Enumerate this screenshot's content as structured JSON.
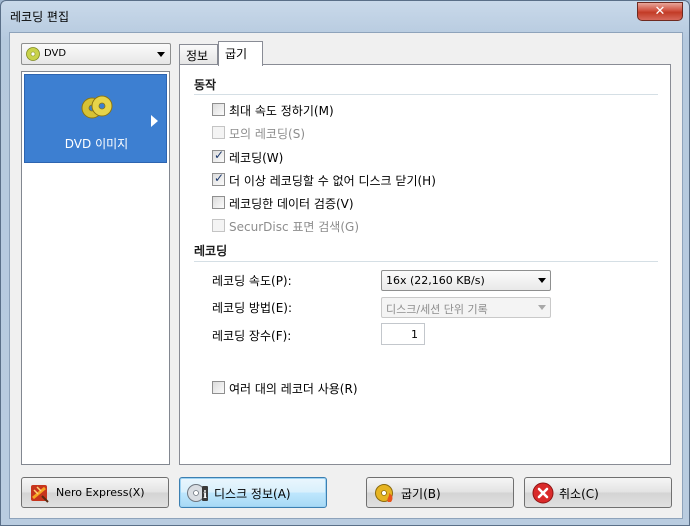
{
  "window": {
    "title": "레코딩 편집",
    "close_symbol": "✕"
  },
  "device_selector": {
    "value": "DVD"
  },
  "left_panel": {
    "selected_item": "DVD 이미지"
  },
  "tabs": [
    {
      "label": "정보"
    },
    {
      "label": "굽기"
    }
  ],
  "sections": {
    "action": {
      "title": "동작",
      "options": [
        {
          "label": "최대 속도 정하기(M)",
          "checked": false,
          "enabled": true
        },
        {
          "label": "모의 레코딩(S)",
          "checked": false,
          "enabled": false
        },
        {
          "label": "레코딩(W)",
          "checked": true,
          "enabled": true
        },
        {
          "label": "더 이상 레코딩할 수 없어 디스크 닫기(H)",
          "checked": true,
          "enabled": true
        },
        {
          "label": "레코딩한 데이터 검증(V)",
          "checked": false,
          "enabled": true
        },
        {
          "label": "SecurDisc 표면 검색(G)",
          "checked": false,
          "enabled": false
        }
      ]
    },
    "recording": {
      "title": "레코딩",
      "speed_label": "레코딩 속도(P):",
      "speed_value": "16x (22,160 KB/s)",
      "method_label": "레코딩 방법(E):",
      "method_value": "디스크/세션 단위 기록",
      "copies_label": "레코딩 장수(F):",
      "copies_value": "1",
      "multi_recorder": {
        "label": "여러 대의 레코더 사용(R)",
        "checked": false
      }
    }
  },
  "buttons": {
    "nero_express": "Nero Express(X)",
    "disc_info": "디스크 정보(A)",
    "burn": "굽기(B)",
    "cancel": "취소(C)"
  },
  "colors": {
    "tile_bg": "#3d7fd1",
    "cancel_red": "#d92a2a",
    "burn_gold": "#e6b422"
  }
}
_ _ _ _
Your task is to reproduce all of the material exactly. The pictures stay out.

Enumerate this screenshot's content as structured JSON.
{
  "window": {
    "title": "레코딩 편집",
    "close_symbol": "✕"
  },
  "device_selector": {
    "value": "DVD"
  },
  "left_panel": {
    "selected_item": "DVD 이미지"
  },
  "tabs": [
    {
      "label": "정보"
    },
    {
      "label": "굽기"
    }
  ],
  "sections": {
    "action": {
      "title": "동작",
      "options": [
        {
          "label": "최대 속도 정하기(M)",
          "checked": false,
          "enabled": true
        },
        {
          "label": "모의 레코딩(S)",
          "checked": false,
          "enabled": false
        },
        {
          "label": "레코딩(W)",
          "checked": true,
          "enabled": true
        },
        {
          "label": "더 이상 레코딩할 수 없어 디스크 닫기(H)",
          "checked": true,
          "enabled": true
        },
        {
          "label": "레코딩한 데이터 검증(V)",
          "checked": false,
          "enabled": true
        },
        {
          "label": "SecurDisc 표면 검색(G)",
          "checked": false,
          "enabled": false
        }
      ]
    },
    "recording": {
      "title": "레코딩",
      "speed_label": "레코딩 속도(P):",
      "speed_value": "16x (22,160 KB/s)",
      "method_label": "레코딩 방법(E):",
      "method_value": "디스크/세션 단위 기록",
      "copies_label": "레코딩 장수(F):",
      "copies_value": "1",
      "multi_recorder": {
        "label": "여러 대의 레코더 사용(R)",
        "checked": false
      }
    }
  },
  "buttons": {
    "nero_express": "Nero Express(X)",
    "disc_info": "디스크 정보(A)",
    "burn": "굽기(B)",
    "cancel": "취소(C)"
  },
  "colors": {
    "tile_bg": "#3d7fd1",
    "cancel_red": "#d92a2a",
    "burn_gold": "#e6b422"
  }
}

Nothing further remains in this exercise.